** Start **

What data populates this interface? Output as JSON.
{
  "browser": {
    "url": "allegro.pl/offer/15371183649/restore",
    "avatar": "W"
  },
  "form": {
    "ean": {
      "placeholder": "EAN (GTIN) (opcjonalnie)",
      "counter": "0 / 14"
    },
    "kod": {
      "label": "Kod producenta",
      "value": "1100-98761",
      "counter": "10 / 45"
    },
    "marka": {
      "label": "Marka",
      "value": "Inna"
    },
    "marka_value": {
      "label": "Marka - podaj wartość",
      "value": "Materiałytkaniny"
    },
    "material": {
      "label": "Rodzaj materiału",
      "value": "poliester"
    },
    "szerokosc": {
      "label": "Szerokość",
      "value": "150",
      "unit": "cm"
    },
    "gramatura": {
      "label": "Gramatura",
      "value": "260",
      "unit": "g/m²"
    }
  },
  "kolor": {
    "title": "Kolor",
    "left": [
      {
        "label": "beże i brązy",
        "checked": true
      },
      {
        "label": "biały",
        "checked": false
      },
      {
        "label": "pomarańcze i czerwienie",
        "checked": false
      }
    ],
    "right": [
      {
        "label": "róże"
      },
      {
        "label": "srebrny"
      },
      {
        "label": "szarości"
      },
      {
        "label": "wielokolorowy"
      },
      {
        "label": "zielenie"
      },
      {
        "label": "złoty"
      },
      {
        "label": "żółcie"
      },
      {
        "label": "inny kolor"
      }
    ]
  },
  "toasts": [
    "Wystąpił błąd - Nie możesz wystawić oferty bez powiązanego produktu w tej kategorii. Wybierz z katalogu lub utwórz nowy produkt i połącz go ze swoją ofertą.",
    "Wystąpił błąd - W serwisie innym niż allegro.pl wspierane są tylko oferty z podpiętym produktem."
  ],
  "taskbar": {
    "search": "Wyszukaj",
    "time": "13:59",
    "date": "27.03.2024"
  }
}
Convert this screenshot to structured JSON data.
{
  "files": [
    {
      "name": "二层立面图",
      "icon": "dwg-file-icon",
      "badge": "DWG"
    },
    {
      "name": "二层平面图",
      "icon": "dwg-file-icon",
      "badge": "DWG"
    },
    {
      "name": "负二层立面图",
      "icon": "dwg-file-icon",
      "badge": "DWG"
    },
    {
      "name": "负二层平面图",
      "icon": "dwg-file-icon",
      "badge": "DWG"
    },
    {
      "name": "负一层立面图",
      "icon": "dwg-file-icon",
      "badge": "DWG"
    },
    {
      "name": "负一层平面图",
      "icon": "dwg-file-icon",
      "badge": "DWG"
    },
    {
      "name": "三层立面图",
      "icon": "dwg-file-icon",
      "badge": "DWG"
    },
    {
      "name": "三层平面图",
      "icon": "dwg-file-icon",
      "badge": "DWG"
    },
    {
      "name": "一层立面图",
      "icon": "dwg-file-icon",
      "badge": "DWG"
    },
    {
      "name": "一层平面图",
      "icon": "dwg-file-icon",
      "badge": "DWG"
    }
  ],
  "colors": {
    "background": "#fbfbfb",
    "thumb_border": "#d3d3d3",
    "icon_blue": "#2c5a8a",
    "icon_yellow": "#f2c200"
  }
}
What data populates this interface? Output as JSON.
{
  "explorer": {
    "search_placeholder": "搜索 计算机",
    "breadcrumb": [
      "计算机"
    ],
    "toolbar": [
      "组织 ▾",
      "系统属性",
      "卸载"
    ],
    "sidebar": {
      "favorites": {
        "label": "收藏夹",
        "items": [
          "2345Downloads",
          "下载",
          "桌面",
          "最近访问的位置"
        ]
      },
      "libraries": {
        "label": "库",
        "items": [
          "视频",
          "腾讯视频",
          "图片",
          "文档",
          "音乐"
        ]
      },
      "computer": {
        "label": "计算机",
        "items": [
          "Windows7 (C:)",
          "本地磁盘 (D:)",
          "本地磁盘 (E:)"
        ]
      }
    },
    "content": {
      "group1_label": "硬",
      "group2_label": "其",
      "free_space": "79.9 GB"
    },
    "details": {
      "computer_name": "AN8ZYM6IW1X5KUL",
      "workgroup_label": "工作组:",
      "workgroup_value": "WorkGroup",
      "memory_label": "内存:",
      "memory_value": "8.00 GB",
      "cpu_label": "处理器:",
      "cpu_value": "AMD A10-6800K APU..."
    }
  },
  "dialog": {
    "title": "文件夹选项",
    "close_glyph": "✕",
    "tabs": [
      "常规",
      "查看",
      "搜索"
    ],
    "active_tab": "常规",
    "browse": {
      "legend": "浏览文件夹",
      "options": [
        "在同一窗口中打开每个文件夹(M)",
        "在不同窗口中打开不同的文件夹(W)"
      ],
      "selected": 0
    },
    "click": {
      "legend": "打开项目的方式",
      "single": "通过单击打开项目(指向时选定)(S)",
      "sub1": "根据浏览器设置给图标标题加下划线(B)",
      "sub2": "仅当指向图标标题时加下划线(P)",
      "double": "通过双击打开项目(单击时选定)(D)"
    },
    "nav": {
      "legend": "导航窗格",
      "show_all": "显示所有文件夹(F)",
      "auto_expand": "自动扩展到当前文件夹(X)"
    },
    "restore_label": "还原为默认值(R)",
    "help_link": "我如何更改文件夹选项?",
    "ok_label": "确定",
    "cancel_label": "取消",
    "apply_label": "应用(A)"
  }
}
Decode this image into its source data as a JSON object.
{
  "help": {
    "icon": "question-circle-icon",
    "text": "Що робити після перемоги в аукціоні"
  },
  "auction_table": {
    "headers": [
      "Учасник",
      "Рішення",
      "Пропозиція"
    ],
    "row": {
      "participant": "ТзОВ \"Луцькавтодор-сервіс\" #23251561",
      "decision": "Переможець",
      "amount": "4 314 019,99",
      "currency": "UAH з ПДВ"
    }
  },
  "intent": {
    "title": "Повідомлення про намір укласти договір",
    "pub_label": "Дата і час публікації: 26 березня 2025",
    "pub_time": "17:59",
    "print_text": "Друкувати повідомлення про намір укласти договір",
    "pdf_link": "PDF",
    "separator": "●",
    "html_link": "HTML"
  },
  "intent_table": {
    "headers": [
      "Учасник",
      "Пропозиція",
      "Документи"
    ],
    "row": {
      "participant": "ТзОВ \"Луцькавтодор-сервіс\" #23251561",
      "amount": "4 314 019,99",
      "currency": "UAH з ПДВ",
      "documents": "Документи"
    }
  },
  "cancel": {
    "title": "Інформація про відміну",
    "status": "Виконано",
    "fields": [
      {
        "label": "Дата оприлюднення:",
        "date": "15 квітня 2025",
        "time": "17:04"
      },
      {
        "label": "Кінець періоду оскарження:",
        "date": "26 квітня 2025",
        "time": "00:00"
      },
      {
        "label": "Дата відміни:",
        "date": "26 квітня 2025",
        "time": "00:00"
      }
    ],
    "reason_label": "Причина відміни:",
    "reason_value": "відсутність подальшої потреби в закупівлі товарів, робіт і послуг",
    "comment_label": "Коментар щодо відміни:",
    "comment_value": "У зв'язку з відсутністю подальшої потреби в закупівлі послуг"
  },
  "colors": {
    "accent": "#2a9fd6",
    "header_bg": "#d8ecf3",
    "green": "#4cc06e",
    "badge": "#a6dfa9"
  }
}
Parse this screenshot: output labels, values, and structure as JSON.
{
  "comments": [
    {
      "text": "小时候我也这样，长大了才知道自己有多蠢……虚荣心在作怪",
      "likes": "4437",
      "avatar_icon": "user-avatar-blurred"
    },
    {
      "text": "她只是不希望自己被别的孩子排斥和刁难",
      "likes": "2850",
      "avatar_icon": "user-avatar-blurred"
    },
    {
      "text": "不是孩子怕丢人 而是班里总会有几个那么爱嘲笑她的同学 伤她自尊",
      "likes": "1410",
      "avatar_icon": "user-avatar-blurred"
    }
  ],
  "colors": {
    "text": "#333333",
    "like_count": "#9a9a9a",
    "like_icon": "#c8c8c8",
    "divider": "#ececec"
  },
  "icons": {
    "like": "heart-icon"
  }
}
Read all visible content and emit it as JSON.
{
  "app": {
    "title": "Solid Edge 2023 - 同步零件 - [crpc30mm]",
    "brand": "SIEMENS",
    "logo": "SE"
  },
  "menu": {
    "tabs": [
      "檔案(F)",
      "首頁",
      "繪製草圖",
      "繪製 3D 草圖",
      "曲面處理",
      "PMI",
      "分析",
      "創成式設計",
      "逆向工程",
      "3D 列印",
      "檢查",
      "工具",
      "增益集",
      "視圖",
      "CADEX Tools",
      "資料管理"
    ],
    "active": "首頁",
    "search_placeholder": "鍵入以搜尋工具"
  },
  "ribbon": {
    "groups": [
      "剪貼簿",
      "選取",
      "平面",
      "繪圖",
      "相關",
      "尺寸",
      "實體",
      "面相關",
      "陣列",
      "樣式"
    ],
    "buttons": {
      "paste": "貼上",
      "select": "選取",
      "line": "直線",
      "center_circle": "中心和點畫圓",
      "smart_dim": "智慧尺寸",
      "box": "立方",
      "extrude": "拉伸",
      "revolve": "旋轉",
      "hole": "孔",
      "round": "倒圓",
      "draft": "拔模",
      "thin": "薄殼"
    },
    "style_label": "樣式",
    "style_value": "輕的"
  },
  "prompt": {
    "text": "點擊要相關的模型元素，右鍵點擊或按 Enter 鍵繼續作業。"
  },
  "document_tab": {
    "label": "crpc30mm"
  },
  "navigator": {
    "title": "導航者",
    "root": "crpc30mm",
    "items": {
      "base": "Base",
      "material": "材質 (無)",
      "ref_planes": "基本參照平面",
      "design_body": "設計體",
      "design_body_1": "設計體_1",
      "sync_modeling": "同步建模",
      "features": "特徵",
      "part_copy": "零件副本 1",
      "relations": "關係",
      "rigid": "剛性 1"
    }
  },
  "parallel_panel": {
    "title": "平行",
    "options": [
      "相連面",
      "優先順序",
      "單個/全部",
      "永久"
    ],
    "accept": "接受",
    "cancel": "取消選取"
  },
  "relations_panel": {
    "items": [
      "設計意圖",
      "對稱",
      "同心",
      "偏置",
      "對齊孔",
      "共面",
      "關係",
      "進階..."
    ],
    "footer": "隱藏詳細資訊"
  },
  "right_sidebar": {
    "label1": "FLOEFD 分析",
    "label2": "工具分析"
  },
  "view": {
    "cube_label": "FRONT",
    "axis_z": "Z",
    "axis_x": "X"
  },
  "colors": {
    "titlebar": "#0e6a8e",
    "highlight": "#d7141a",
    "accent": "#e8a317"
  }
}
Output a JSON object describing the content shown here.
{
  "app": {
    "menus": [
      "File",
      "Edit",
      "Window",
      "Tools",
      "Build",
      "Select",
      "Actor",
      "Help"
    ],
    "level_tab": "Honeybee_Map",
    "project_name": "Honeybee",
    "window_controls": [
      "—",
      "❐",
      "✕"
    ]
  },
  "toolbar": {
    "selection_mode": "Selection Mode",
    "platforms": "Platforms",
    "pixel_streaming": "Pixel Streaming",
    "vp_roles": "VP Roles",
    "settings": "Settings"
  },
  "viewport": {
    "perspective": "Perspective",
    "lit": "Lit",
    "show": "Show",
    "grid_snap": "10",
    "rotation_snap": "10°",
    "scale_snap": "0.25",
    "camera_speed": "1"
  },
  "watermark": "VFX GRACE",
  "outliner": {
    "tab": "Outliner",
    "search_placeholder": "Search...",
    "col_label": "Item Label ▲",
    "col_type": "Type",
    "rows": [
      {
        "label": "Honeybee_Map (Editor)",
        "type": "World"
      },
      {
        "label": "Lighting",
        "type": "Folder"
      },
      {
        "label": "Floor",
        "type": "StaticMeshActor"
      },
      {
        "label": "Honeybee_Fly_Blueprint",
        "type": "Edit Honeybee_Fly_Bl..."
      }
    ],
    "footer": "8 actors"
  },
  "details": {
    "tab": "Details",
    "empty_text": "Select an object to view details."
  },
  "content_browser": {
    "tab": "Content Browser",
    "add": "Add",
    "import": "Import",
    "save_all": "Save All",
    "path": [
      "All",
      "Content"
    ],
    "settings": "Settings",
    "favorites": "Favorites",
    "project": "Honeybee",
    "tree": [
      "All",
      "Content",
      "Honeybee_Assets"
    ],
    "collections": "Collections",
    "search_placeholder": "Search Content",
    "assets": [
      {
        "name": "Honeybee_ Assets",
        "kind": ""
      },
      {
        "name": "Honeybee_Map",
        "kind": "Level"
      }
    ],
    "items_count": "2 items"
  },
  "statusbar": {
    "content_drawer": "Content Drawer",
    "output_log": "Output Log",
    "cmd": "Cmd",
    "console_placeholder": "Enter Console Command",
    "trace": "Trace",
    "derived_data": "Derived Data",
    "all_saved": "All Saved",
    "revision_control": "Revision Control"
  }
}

** End **

▶ SHORT TASK:
Using the material above, count the lines containing the word "Дата". Reply with the number alone.

▶ RIGHT ANSWER:
3